◆ **What you have to do**:
Collect each line of the entries that holds the string "images".

[Records excerpted from a collection]
• • • •
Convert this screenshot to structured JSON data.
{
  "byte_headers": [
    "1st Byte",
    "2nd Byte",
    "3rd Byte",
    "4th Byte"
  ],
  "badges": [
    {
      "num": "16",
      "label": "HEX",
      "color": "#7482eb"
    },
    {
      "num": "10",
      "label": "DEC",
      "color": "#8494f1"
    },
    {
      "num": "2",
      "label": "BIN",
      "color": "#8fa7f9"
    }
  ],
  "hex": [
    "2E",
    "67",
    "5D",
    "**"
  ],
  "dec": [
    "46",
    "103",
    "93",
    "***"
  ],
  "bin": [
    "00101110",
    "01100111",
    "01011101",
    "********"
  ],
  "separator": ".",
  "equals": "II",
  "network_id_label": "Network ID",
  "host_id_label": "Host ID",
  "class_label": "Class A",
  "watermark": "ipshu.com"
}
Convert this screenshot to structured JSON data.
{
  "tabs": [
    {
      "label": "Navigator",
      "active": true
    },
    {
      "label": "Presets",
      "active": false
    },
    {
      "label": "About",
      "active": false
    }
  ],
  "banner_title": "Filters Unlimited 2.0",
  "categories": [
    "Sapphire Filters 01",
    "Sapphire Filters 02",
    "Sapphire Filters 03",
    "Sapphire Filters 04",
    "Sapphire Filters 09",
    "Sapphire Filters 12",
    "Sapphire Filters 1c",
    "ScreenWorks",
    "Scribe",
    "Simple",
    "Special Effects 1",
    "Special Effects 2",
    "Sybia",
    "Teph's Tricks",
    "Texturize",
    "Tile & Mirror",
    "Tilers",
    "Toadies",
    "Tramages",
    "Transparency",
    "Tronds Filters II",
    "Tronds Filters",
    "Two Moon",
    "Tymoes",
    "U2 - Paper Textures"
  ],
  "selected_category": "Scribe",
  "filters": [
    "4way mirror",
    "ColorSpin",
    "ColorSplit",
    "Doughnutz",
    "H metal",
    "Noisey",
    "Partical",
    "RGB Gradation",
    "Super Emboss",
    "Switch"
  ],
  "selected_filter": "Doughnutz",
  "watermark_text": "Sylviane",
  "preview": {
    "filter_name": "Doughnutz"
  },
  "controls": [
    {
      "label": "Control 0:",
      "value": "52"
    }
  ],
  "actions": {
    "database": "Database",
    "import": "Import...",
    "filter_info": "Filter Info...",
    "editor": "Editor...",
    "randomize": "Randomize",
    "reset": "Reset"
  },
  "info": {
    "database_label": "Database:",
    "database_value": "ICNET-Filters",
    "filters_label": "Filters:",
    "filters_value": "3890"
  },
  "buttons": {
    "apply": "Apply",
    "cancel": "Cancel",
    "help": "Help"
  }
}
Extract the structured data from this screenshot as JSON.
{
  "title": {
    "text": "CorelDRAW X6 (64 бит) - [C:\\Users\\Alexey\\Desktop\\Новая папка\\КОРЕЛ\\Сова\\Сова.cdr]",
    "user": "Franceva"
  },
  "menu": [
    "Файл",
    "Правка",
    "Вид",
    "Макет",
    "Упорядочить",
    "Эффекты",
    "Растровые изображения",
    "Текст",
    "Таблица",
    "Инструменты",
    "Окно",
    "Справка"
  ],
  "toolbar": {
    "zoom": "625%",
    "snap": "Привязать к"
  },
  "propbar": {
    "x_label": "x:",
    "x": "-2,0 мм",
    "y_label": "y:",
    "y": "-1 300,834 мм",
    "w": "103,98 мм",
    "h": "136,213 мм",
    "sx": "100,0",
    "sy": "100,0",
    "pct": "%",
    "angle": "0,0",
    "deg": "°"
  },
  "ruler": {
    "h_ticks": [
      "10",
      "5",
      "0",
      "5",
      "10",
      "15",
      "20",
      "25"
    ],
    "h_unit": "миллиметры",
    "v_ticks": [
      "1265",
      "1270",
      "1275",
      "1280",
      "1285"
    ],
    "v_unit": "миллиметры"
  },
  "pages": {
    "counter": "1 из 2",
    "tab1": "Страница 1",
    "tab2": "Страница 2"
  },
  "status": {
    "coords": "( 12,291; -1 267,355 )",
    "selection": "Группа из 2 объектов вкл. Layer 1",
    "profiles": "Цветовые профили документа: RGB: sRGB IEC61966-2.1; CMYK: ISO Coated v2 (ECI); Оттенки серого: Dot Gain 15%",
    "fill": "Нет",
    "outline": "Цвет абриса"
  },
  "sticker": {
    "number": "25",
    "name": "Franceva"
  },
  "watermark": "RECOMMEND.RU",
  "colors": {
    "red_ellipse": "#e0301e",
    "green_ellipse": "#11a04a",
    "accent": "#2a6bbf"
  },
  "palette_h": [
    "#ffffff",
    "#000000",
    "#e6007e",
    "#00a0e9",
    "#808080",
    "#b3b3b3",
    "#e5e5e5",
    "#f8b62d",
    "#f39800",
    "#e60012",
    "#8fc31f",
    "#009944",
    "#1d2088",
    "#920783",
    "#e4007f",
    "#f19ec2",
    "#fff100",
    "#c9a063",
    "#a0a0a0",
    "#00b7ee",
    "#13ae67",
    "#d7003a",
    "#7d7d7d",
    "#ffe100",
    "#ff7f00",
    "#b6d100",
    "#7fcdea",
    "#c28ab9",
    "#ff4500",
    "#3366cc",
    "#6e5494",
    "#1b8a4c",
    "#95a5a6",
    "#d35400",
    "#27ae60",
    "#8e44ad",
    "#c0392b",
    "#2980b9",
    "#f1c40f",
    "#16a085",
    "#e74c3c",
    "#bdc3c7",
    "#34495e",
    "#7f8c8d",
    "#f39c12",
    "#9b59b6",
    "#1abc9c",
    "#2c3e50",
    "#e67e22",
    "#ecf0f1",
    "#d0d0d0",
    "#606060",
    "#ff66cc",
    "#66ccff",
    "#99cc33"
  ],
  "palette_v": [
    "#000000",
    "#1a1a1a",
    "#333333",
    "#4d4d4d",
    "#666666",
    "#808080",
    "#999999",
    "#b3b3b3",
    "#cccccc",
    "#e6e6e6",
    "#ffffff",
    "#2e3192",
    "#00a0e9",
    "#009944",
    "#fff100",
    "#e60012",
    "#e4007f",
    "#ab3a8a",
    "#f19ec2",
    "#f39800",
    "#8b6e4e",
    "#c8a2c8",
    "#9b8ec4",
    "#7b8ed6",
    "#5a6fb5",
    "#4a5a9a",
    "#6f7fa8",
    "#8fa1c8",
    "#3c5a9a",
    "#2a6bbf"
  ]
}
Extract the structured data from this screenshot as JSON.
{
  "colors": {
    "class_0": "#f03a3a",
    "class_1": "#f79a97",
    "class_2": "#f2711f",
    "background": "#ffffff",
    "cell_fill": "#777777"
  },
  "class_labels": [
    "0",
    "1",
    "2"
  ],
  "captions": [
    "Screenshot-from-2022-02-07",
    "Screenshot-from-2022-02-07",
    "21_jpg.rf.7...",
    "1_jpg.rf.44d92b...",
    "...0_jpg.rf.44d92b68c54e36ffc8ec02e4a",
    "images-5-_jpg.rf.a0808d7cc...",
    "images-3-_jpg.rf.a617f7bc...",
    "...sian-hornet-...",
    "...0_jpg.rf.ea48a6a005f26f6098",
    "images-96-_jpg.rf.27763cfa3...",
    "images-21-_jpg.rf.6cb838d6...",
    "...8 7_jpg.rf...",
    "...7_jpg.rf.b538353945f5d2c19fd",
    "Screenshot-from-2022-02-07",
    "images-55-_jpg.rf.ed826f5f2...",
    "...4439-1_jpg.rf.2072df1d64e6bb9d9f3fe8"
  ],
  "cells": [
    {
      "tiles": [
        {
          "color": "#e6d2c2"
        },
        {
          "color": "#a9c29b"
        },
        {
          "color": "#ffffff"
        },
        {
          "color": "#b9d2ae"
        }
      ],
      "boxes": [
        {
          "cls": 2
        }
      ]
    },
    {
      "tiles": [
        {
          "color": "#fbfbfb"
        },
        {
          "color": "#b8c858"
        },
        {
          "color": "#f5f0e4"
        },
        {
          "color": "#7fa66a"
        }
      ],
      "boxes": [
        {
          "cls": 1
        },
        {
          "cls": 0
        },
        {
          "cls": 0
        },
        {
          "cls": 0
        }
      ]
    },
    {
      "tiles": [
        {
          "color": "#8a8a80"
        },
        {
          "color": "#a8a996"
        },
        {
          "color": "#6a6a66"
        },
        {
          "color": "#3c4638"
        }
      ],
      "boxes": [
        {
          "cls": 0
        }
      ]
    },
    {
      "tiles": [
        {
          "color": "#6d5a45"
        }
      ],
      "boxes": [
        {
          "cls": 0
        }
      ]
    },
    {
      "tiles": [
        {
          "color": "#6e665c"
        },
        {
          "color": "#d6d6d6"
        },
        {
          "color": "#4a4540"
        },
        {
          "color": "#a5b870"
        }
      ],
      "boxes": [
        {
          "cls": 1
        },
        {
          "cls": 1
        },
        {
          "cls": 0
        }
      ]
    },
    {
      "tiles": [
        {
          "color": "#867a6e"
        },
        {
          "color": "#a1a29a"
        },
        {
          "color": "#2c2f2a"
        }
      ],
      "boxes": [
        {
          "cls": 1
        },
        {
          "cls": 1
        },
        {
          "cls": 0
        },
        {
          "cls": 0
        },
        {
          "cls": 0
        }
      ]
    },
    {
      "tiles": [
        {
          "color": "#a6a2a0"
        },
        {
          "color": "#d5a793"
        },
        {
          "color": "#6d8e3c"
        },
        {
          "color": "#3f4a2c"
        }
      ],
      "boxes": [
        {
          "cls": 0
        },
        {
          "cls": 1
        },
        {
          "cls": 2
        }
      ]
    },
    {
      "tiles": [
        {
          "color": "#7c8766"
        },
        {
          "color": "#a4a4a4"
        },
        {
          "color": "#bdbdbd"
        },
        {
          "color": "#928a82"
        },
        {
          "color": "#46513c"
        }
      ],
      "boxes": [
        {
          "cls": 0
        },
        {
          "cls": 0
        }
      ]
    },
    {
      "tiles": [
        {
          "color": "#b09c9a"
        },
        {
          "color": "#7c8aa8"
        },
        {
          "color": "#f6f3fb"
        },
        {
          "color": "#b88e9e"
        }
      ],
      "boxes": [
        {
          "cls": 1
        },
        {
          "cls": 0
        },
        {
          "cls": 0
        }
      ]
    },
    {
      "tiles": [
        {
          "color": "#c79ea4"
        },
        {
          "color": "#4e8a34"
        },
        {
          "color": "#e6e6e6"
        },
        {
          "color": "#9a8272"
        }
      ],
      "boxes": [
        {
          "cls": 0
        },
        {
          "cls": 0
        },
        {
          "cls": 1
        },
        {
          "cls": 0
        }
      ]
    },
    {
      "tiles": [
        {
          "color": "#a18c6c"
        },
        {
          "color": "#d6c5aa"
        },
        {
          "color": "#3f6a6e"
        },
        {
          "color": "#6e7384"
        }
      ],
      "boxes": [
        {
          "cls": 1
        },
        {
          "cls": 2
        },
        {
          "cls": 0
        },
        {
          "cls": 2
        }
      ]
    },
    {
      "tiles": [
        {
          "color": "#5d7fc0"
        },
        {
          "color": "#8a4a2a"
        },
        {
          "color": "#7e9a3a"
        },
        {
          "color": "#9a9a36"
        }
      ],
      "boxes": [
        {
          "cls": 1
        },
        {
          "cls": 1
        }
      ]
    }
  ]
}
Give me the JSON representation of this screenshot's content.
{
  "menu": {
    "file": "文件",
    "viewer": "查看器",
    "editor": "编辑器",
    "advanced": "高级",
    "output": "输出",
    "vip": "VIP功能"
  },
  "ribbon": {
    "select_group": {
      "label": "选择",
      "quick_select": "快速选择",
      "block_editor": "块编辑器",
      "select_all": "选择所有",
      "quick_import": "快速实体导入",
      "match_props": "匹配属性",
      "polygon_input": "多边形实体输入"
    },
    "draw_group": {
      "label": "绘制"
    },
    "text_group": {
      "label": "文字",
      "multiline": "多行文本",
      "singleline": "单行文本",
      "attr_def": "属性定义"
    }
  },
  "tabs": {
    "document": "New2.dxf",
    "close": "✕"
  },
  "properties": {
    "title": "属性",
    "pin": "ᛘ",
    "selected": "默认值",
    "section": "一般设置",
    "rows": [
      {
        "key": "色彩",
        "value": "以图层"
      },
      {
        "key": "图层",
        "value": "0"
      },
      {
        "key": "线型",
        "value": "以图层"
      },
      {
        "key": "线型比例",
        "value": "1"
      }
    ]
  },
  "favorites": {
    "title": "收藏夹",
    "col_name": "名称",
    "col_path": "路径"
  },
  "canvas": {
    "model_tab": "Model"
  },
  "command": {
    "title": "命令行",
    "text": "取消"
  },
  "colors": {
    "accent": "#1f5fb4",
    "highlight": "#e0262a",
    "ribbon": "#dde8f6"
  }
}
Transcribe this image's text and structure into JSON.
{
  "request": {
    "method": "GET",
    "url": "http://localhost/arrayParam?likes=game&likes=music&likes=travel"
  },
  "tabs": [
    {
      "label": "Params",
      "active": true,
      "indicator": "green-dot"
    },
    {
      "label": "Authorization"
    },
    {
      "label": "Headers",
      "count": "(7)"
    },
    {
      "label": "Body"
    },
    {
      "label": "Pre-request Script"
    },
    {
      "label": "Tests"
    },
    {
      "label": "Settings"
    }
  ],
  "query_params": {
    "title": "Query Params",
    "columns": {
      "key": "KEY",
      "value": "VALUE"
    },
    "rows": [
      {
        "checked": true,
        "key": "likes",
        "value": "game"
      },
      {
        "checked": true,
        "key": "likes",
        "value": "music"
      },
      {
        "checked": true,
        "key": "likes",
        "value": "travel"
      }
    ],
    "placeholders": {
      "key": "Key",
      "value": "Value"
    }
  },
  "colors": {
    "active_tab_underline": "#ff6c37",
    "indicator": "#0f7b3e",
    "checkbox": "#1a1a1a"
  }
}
• • • •
◆ **Correct result**:
    "images-5-_jpg.rf.a0808d7cc...",
    "images-3-_jpg.rf.a617f7bc...",
    "images-96-_jpg.rf.27763cfa3...",
    "images-21-_jpg.rf.6cb838d6...",
    "images-55-_jpg.rf.ed826f5f2...",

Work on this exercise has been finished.